What is required: Set down each line of the material that follows, exactly, with no pictures.

Extracted data:

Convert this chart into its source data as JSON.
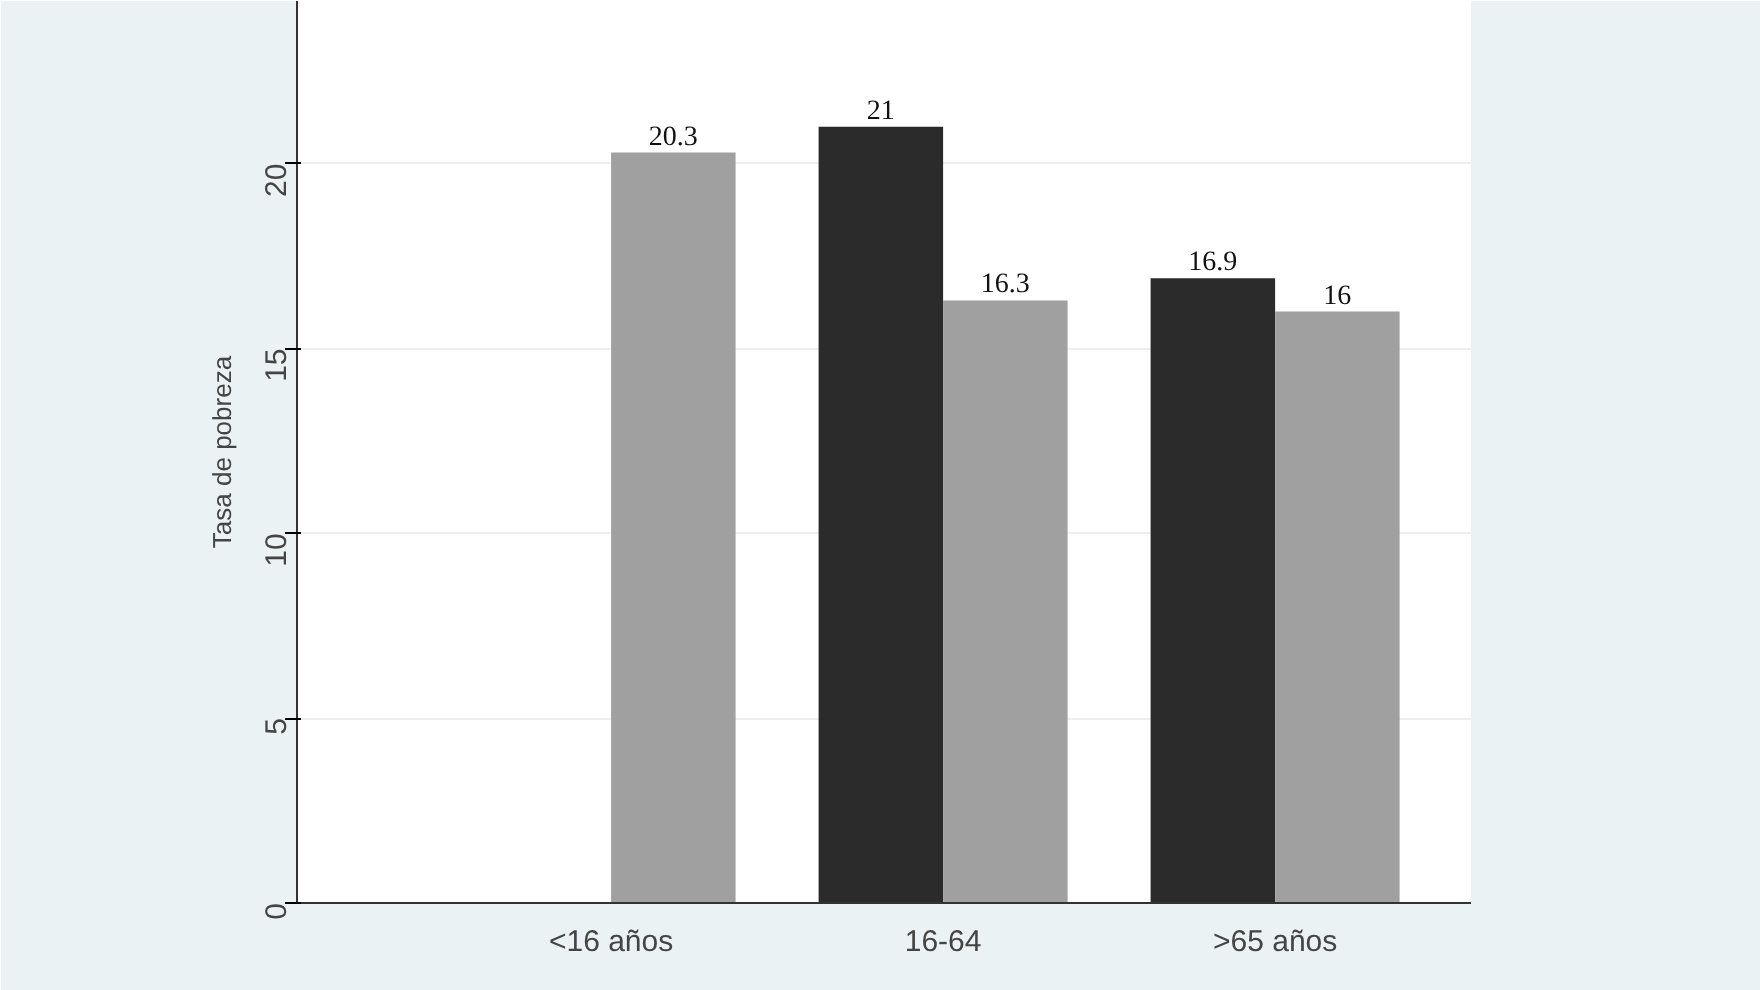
{
  "chart_data": {
    "type": "bar",
    "ylabel": "Tasa de pobreza",
    "categories": [
      "<16 años",
      "16-64",
      ">65 años"
    ],
    "series": [
      {
        "color": "#2b2b2b",
        "values": [
          null,
          21,
          16.9
        ],
        "value_labels": [
          null,
          "21",
          "16.9"
        ]
      },
      {
        "color": "#a0a0a0",
        "values": [
          20.3,
          16.3,
          16
        ],
        "value_labels": [
          "20.3",
          "16.3",
          "16"
        ]
      }
    ],
    "ylim": [
      0,
      24.4
    ],
    "yticks": [
      0,
      5,
      10,
      15,
      20
    ],
    "grid": "y"
  }
}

Final result:
Convert this chart into its source data as JSON.
{
  "chart_data": {
    "type": "bar",
    "ylabel": "Tasa de pobreza",
    "categories": [
      "<16 años",
      "16-64",
      ">65 años"
    ],
    "series": [
      {
        "color": "#2b2b2b",
        "values": [
          null,
          21,
          16.9
        ],
        "value_labels": [
          null,
          "21",
          "16.9"
        ]
      },
      {
        "color": "#a0a0a0",
        "values": [
          20.3,
          16.3,
          16
        ],
        "value_labels": [
          "20.3",
          "16.3",
          "16"
        ]
      }
    ],
    "ylim": [
      0,
      24.4
    ],
    "yticks": [
      0,
      5,
      10,
      15,
      20
    ],
    "grid": "y"
  }
}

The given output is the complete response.